_Instructions to follow_:
Reproduce every entry exactly, without alteration.

*** Data supplied

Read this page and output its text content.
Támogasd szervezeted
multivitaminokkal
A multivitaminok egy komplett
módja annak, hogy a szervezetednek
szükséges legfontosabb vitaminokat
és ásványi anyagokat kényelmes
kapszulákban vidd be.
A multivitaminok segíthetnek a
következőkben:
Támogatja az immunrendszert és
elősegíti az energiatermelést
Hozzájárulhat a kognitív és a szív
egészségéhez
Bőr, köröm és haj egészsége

******

_Exercise response_:
Read this page and output its text content.
Támogasd szervezeted
multivitaminokkal
A multivitaminok egy komplett
módja annak, hogy a szervezetednek
szükséges legfontosabb vitaminokat
és ásványi anyagokat kényelmes
kapszulákban vidd be.
A multivitaminok segíthetnek a
következőkben:
Támogatja az immunrendszert és
elősegíti az energiatermelést
Hozzájárulhat a kognitív és a szív
egészségéhez
Bőr, köröm és haj egészsége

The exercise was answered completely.